Pull each line holding the word "JSON" from the data.

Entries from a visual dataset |
::::::::::

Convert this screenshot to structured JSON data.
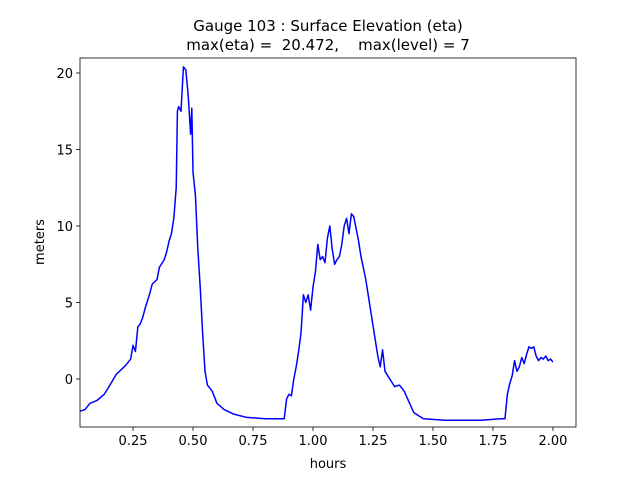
{
  "chart_data": {
    "type": "line",
    "title": "Gauge 103 : Surface Elevation (eta)",
    "subtitle": "max(eta) =  20.472,    max(level) = 7",
    "xlabel": "hours",
    "ylabel": "meters",
    "xlim": [
      0.029,
      2.096
    ],
    "ylim": [
      -3.14,
      20.98
    ],
    "xticks": [
      0.25,
      {
        "value": 0.5,
        "label": "0.50"
      },
      0.75,
      {
        "value": 1.0,
        "label": "1.00"
      },
      1.25,
      {
        "value": 1.5,
        "label": "1.50"
      },
      1.75,
      {
        "value": 2.0,
        "label": "2.00"
      }
    ],
    "yticks": [
      0,
      5,
      10,
      15,
      20
    ],
    "grid": false,
    "x": [
      0.03,
      0.05,
      0.07,
      0.1,
      0.13,
      0.15,
      0.18,
      0.2,
      0.22,
      0.24,
      0.25,
      0.26,
      0.27,
      0.28,
      0.29,
      0.3,
      0.32,
      0.33,
      0.35,
      0.36,
      0.38,
      0.39,
      0.4,
      0.41,
      0.42,
      0.43,
      0.435,
      0.44,
      0.45,
      0.46,
      0.47,
      0.48,
      0.49,
      0.495,
      0.5,
      0.51,
      0.52,
      0.53,
      0.54,
      0.55,
      0.56,
      0.58,
      0.6,
      0.63,
      0.67,
      0.72,
      0.8,
      0.88,
      0.89,
      0.9,
      0.91,
      0.92,
      0.93,
      0.94,
      0.95,
      0.96,
      0.97,
      0.98,
      0.99,
      1.0,
      1.01,
      1.02,
      1.03,
      1.04,
      1.05,
      1.06,
      1.07,
      1.08,
      1.09,
      1.1,
      1.11,
      1.12,
      1.13,
      1.14,
      1.15,
      1.16,
      1.17,
      1.18,
      1.19,
      1.2,
      1.22,
      1.24,
      1.26,
      1.27,
      1.28,
      1.29,
      1.3,
      1.32,
      1.34,
      1.36,
      1.38,
      1.4,
      1.42,
      1.46,
      1.55,
      1.7,
      1.78,
      1.8,
      1.81,
      1.82,
      1.83,
      1.84,
      1.85,
      1.86,
      1.87,
      1.88,
      1.89,
      1.9,
      1.91,
      1.92,
      1.93,
      1.94,
      1.95,
      1.96,
      1.97,
      1.98,
      1.99,
      2.0
    ],
    "series": [
      {
        "name": "eta",
        "color": "blue",
        "values": [
          -2.1,
          -2.0,
          -1.6,
          -1.4,
          -1.0,
          -0.5,
          0.3,
          0.6,
          0.9,
          1.3,
          2.2,
          1.8,
          3.4,
          3.6,
          4.0,
          4.6,
          5.6,
          6.2,
          6.5,
          7.3,
          7.8,
          8.3,
          9.0,
          9.5,
          10.5,
          12.5,
          17.5,
          17.8,
          17.5,
          20.4,
          20.2,
          18.5,
          16.0,
          17.7,
          13.5,
          12.0,
          8.5,
          6.0,
          3.0,
          0.5,
          -0.4,
          -0.8,
          -1.6,
          -2.0,
          -2.3,
          -2.5,
          -2.6,
          -2.6,
          -1.3,
          -1.0,
          -1.1,
          0.0,
          0.8,
          1.8,
          3.0,
          5.5,
          5.0,
          5.5,
          4.5,
          6.0,
          7.0,
          8.8,
          7.8,
          8.0,
          7.6,
          9.2,
          10.0,
          8.5,
          7.5,
          7.8,
          8.0,
          8.8,
          10.0,
          10.5,
          9.5,
          10.8,
          10.6,
          9.8,
          9.0,
          8.0,
          6.5,
          4.5,
          2.5,
          1.5,
          0.8,
          1.9,
          0.5,
          0.0,
          -0.5,
          -0.4,
          -0.8,
          -1.5,
          -2.2,
          -2.6,
          -2.7,
          -2.7,
          -2.6,
          -2.6,
          -1.0,
          -0.3,
          0.2,
          1.2,
          0.5,
          0.8,
          1.4,
          1.0,
          1.6,
          2.1,
          2.0,
          2.1,
          1.5,
          1.2,
          1.4,
          1.3,
          1.5,
          1.2,
          1.3,
          1.1
        ]
      }
    ]
  }
}
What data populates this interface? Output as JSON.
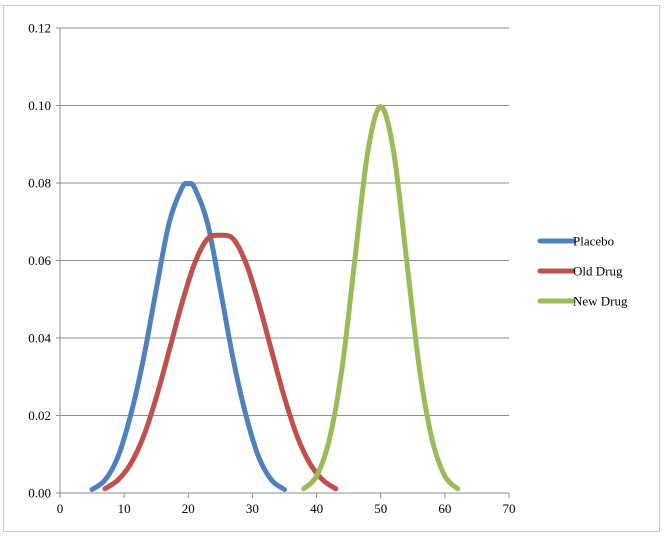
{
  "chart_data": {
    "type": "line",
    "title": "",
    "xlabel": "",
    "ylabel": "",
    "xlim": [
      0,
      70
    ],
    "ylim": [
      0,
      0.12
    ],
    "x_ticks": [
      "0",
      "10",
      "20",
      "30",
      "40",
      "50",
      "60",
      "70"
    ],
    "y_ticks": [
      "0.00",
      "0.02",
      "0.04",
      "0.06",
      "0.08",
      "0.10",
      "0.12"
    ],
    "grid": "horizontal",
    "legend_position": "right",
    "series": [
      {
        "name": "Placebo",
        "color": "#4f81bd",
        "x": [
          5,
          7,
          9,
          11,
          13,
          15,
          17,
          19,
          20,
          21,
          23,
          25,
          27,
          29,
          31,
          33,
          35
        ],
        "y": [
          0.0009,
          0.0033,
          0.0092,
          0.02,
          0.0345,
          0.0525,
          0.0696,
          0.0787,
          0.0798,
          0.0787,
          0.0696,
          0.0525,
          0.0345,
          0.02,
          0.0092,
          0.0033,
          0.0009
        ]
      },
      {
        "name": "Old Drug",
        "color": "#c0504d",
        "x": [
          7,
          9,
          11,
          13,
          15,
          17,
          19,
          21,
          23,
          25,
          27,
          29,
          31,
          33,
          35,
          37,
          39,
          41,
          43
        ],
        "y": [
          0.0011,
          0.0033,
          0.0075,
          0.0145,
          0.0246,
          0.0366,
          0.0489,
          0.0593,
          0.0656,
          0.0665,
          0.0656,
          0.0593,
          0.0489,
          0.0366,
          0.0246,
          0.0145,
          0.0075,
          0.0033,
          0.0011
        ]
      },
      {
        "name": "New Drug",
        "color": "#9bbb59",
        "x": [
          38,
          40,
          42,
          44,
          46,
          48,
          50,
          52,
          54,
          56,
          58,
          60,
          62
        ],
        "y": [
          0.0011,
          0.0044,
          0.0139,
          0.0325,
          0.0607,
          0.0882,
          0.0997,
          0.0882,
          0.0607,
          0.0325,
          0.0139,
          0.0044,
          0.0011
        ]
      }
    ]
  }
}
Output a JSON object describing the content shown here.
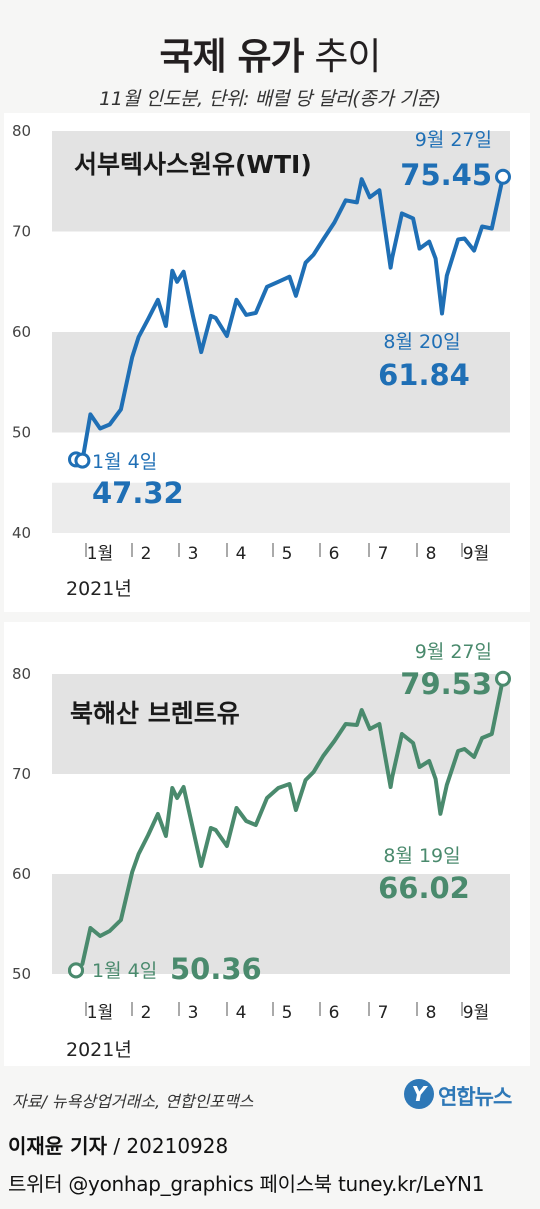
{
  "header": {
    "title_bold": "국제 유가",
    "title_light": "추이",
    "subtitle": "11월 인도분, 단위: 배럴 당 달러(종가 기준)"
  },
  "chart_data": [
    {
      "type": "line",
      "title": "서부텍사스원유(WTI)",
      "color": "#1f6fb5",
      "year_label": "2021년",
      "x_ticks": [
        "1월",
        "2",
        "3",
        "4",
        "5",
        "6",
        "7",
        "8",
        "9월"
      ],
      "y_ticks": [
        "40",
        "50",
        "60",
        "70",
        "80"
      ],
      "ylim": [
        40,
        80
      ],
      "x": [
        "1-4",
        "1-8",
        "1-13",
        "1-19",
        "1-25",
        "2-1",
        "2-8",
        "2-12",
        "2-18",
        "2-24",
        "3-1",
        "3-5",
        "3-8",
        "3-12",
        "3-18",
        "3-23",
        "3-29",
        "4-1",
        "4-8",
        "4-14",
        "4-20",
        "4-26",
        "5-3",
        "5-10",
        "5-17",
        "5-21",
        "5-27",
        "6-1",
        "6-7",
        "6-14",
        "6-21",
        "6-28",
        "7-1",
        "7-6",
        "7-12",
        "7-19",
        "7-20",
        "7-26",
        "8-2",
        "8-6",
        "8-12",
        "8-16",
        "8-20",
        "8-23",
        "8-30",
        "9-3",
        "9-9",
        "9-14",
        "9-20",
        "9-27"
      ],
      "values": [
        47.32,
        47.2,
        51.8,
        50.4,
        50.8,
        52.3,
        57.5,
        59.5,
        61.3,
        63.2,
        60.6,
        66.1,
        65.0,
        66.0,
        61.5,
        58.0,
        61.6,
        61.4,
        59.6,
        63.2,
        61.7,
        61.9,
        64.5,
        65.0,
        65.5,
        63.6,
        66.9,
        67.7,
        69.2,
        70.9,
        73.1,
        72.9,
        75.2,
        73.4,
        74.1,
        66.4,
        67.4,
        71.8,
        71.3,
        68.3,
        69.0,
        67.3,
        61.84,
        65.6,
        69.2,
        69.3,
        68.1,
        70.5,
        70.3,
        75.45
      ],
      "annotations": [
        {
          "date": "1월 4일",
          "value": "47.32"
        },
        {
          "date": "8월 20일",
          "value": "61.84"
        },
        {
          "date": "9월 27일",
          "value": "75.45"
        }
      ]
    },
    {
      "type": "line",
      "title": "북해산 브렌트유",
      "color": "#4a8a6d",
      "year_label": "2021년",
      "x_ticks": [
        "1월",
        "2",
        "3",
        "4",
        "5",
        "6",
        "7",
        "8",
        "9월"
      ],
      "y_ticks": [
        "50",
        "60",
        "70",
        "80"
      ],
      "ylim": [
        50,
        80
      ],
      "x": [
        "1-4",
        "1-8",
        "1-13",
        "1-19",
        "1-25",
        "2-1",
        "2-8",
        "2-12",
        "2-18",
        "2-24",
        "3-1",
        "3-5",
        "3-8",
        "3-12",
        "3-18",
        "3-23",
        "3-29",
        "4-1",
        "4-8",
        "4-14",
        "4-20",
        "4-26",
        "5-3",
        "5-10",
        "5-17",
        "5-21",
        "5-27",
        "6-1",
        "6-7",
        "6-14",
        "6-21",
        "6-28",
        "7-1",
        "7-6",
        "7-12",
        "7-19",
        "7-20",
        "7-26",
        "8-2",
        "8-6",
        "8-12",
        "8-16",
        "8-19",
        "8-23",
        "8-30",
        "9-3",
        "9-9",
        "9-14",
        "9-20",
        "9-27"
      ],
      "values": [
        50.36,
        51.0,
        54.6,
        53.8,
        54.3,
        55.4,
        60.2,
        62.0,
        63.9,
        66.0,
        63.8,
        68.6,
        67.6,
        68.7,
        64.4,
        60.8,
        64.6,
        64.4,
        62.8,
        66.6,
        65.3,
        64.9,
        67.6,
        68.6,
        69.0,
        66.4,
        69.4,
        70.2,
        71.8,
        73.3,
        75.0,
        74.9,
        76.4,
        74.5,
        75.0,
        68.7,
        69.7,
        74.0,
        73.1,
        70.7,
        71.3,
        69.5,
        66.02,
        68.9,
        72.3,
        72.5,
        71.7,
        73.6,
        74.0,
        79.53
      ],
      "annotations": [
        {
          "date": "1월 4일",
          "value": "50.36"
        },
        {
          "date": "8월 19일",
          "value": "66.02"
        },
        {
          "date": "9월 27일",
          "value": "79.53"
        }
      ]
    }
  ],
  "footer": {
    "source": "자료/ 뉴욕상업거래소, 연합인포맥스",
    "logo_mark": "Y",
    "logo_text": "연합뉴스",
    "byline_name": "이재윤 기자",
    "byline_date": " / 20210928",
    "social": "트위터 @yonhap_graphics  페이스북 tuney.kr/LeYN1"
  }
}
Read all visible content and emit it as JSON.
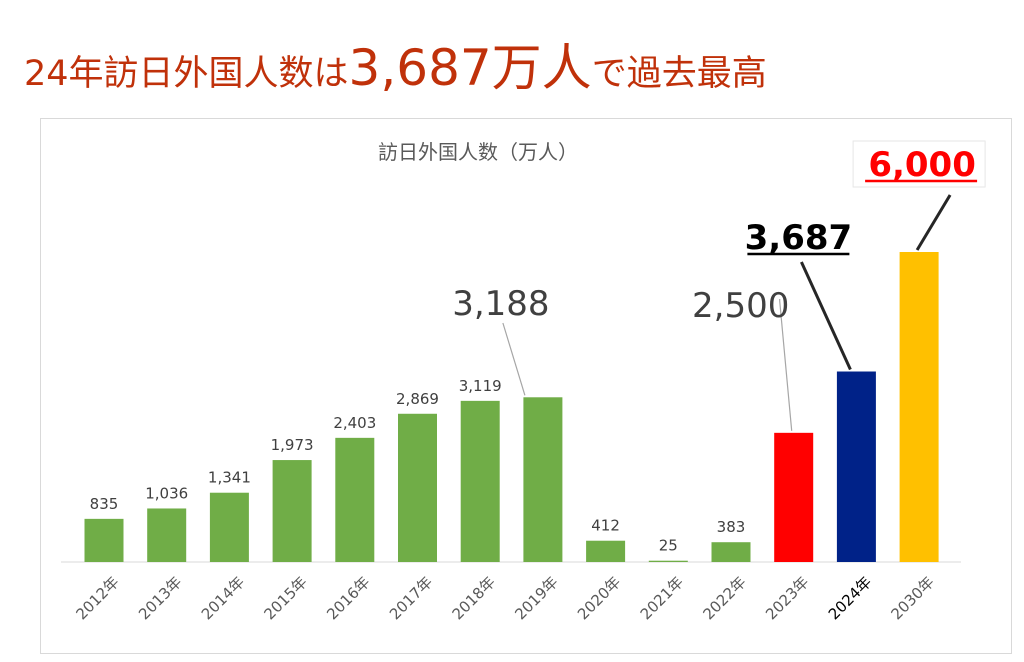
{
  "headline": {
    "part1": "24年訪日外国人数は",
    "part2": "3,687万人",
    "part3": "で過去最高"
  },
  "chart_data": {
    "type": "bar",
    "title": "訪日外国人数（万人）",
    "xlabel": "",
    "ylabel": "",
    "ylim": [
      0,
      6000
    ],
    "grid": false,
    "categories": [
      "2012年",
      "2013年",
      "2014年",
      "2015年",
      "2016年",
      "2017年",
      "2018年",
      "2019年",
      "2020年",
      "2021年",
      "2022年",
      "2023年",
      "2024年",
      "2030年"
    ],
    "values": [
      835,
      1036,
      1341,
      1973,
      2403,
      2869,
      3119,
      3188,
      412,
      25,
      383,
      2500,
      3687,
      6000
    ],
    "value_labels": [
      "835",
      "1,036",
      "1,341",
      "1,973",
      "2,403",
      "2,869",
      "3,119",
      "3,188",
      "412",
      "25",
      "383",
      "2,500",
      "3,687",
      "6,000"
    ],
    "colors": [
      "#70ad47",
      "#70ad47",
      "#70ad47",
      "#70ad47",
      "#70ad47",
      "#70ad47",
      "#70ad47",
      "#70ad47",
      "#70ad47",
      "#70ad47",
      "#70ad47",
      "#ff0000",
      "#002288",
      "#ffc000"
    ],
    "highlighted_category": "2024年"
  }
}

::::::::::

RESPONSE FOR THIS EXERCISE |
Convert this screenshot to structured JSON data.
What data populates this interface? Output as JSON.
Output a JSON object describing the content shown here.
Read all visible content and emit it as JSON.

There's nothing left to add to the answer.